[Data records]
* * * * * * *

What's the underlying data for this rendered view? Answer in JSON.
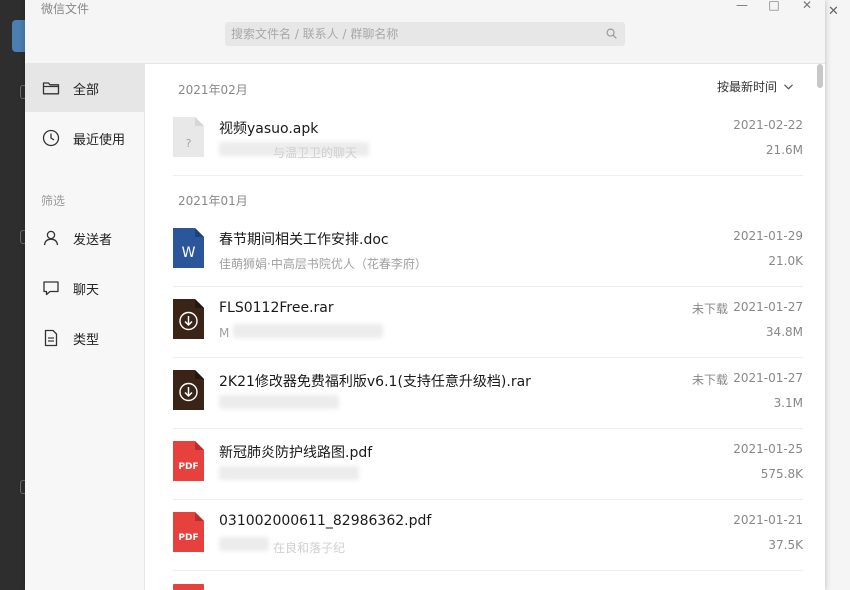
{
  "window": {
    "title": "微信文件",
    "search_placeholder": "搜索文件名 / 联系人 / 群聊名称",
    "minimize_symbol": "—",
    "maximize_symbol": "□",
    "close_symbol": "✕"
  },
  "background": {
    "close_symbol": "✕"
  },
  "sidebar": {
    "items": [
      {
        "label": "全部",
        "icon": "folder-icon"
      },
      {
        "label": "最近使用",
        "icon": "clock-icon"
      }
    ],
    "filter_label": "筛选",
    "filter_items": [
      {
        "label": "发送者",
        "icon": "person-icon"
      },
      {
        "label": "聊天",
        "icon": "chat-icon"
      },
      {
        "label": "类型",
        "icon": "document-icon"
      }
    ]
  },
  "content": {
    "sort_label": "按最新时间",
    "groups": [
      {
        "month": "2021年02月"
      },
      {
        "month": "2021年01月"
      }
    ],
    "files": [
      {
        "name": "视频yasuo.apk",
        "subtitle": "与温卫卫的聊天",
        "date": "2021-02-22",
        "size": "21.6M",
        "status": "",
        "type": "unknown",
        "type_glyph": "?"
      },
      {
        "name": "春节期间相关工作安排.doc",
        "subtitle": "佳萌狮娟·中高层书院优人（花春李府）",
        "date": "2021-01-29",
        "size": "21.0K",
        "status": "",
        "type": "word",
        "type_glyph": "W"
      },
      {
        "name": "FLS0112Free.rar",
        "subtitle": "M",
        "date": "2021-01-27",
        "size": "34.8M",
        "status": "未下载",
        "type": "archive"
      },
      {
        "name": "2K21修改器免费福利版v6.1(支持任意升级档).rar",
        "subtitle": "",
        "date": "2021-01-27",
        "size": "3.1M",
        "status": "未下载",
        "type": "archive"
      },
      {
        "name": "新冠肺炎防护线路图.pdf",
        "subtitle": "",
        "date": "2021-01-25",
        "size": "575.8K",
        "status": "",
        "type": "pdf",
        "type_glyph": "PDF"
      },
      {
        "name": "031002000611_82986362.pdf",
        "subtitle": "在良和落子纪",
        "date": "2021-01-21",
        "size": "37.5K",
        "status": "",
        "type": "pdf",
        "type_glyph": "PDF"
      }
    ]
  },
  "colors": {
    "word": "#2b579a",
    "archive": "#3a2418",
    "pdf": "#e6413d",
    "unknown": "#e8e8e8"
  }
}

* * * * * * *

**TASK DESCRIPTION**
Print all of the entries word for word. Omit the pictures they contain.

**FULL RESPONSE**
What's the underlying data for this rendered view? Answer in JSON.
{
  "window": {
    "title": "微信文件",
    "search_placeholder": "搜索文件名 / 联系人 / 群聊名称",
    "minimize_symbol": "—",
    "maximize_symbol": "□",
    "close_symbol": "✕"
  },
  "background": {
    "close_symbol": "✕"
  },
  "sidebar": {
    "items": [
      {
        "label": "全部",
        "icon": "folder-icon"
      },
      {
        "label": "最近使用",
        "icon": "clock-icon"
      }
    ],
    "filter_label": "筛选",
    "filter_items": [
      {
        "label": "发送者",
        "icon": "person-icon"
      },
      {
        "label": "聊天",
        "icon": "chat-icon"
      },
      {
        "label": "类型",
        "icon": "document-icon"
      }
    ]
  },
  "content": {
    "sort_label": "按最新时间",
    "groups": [
      {
        "month": "2021年02月"
      },
      {
        "month": "2021年01月"
      }
    ],
    "files": [
      {
        "name": "视频yasuo.apk",
        "subtitle": "与温卫卫的聊天",
        "date": "2021-02-22",
        "size": "21.6M",
        "status": "",
        "type": "unknown",
        "type_glyph": "?"
      },
      {
        "name": "春节期间相关工作安排.doc",
        "subtitle": "佳萌狮娟·中高层书院优人（花春李府）",
        "date": "2021-01-29",
        "size": "21.0K",
        "status": "",
        "type": "word",
        "type_glyph": "W"
      },
      {
        "name": "FLS0112Free.rar",
        "subtitle": "M",
        "date": "2021-01-27",
        "size": "34.8M",
        "status": "未下载",
        "type": "archive"
      },
      {
        "name": "2K21修改器免费福利版v6.1(支持任意升级档).rar",
        "subtitle": "",
        "date": "2021-01-27",
        "size": "3.1M",
        "status": "未下载",
        "type": "archive"
      },
      {
        "name": "新冠肺炎防护线路图.pdf",
        "subtitle": "",
        "date": "2021-01-25",
        "size": "575.8K",
        "status": "",
        "type": "pdf",
        "type_glyph": "PDF"
      },
      {
        "name": "031002000611_82986362.pdf",
        "subtitle": "在良和落子纪",
        "date": "2021-01-21",
        "size": "37.5K",
        "status": "",
        "type": "pdf",
        "type_glyph": "PDF"
      }
    ]
  },
  "colors": {
    "word": "#2b579a",
    "archive": "#3a2418",
    "pdf": "#e6413d",
    "unknown": "#e8e8e8"
  }
}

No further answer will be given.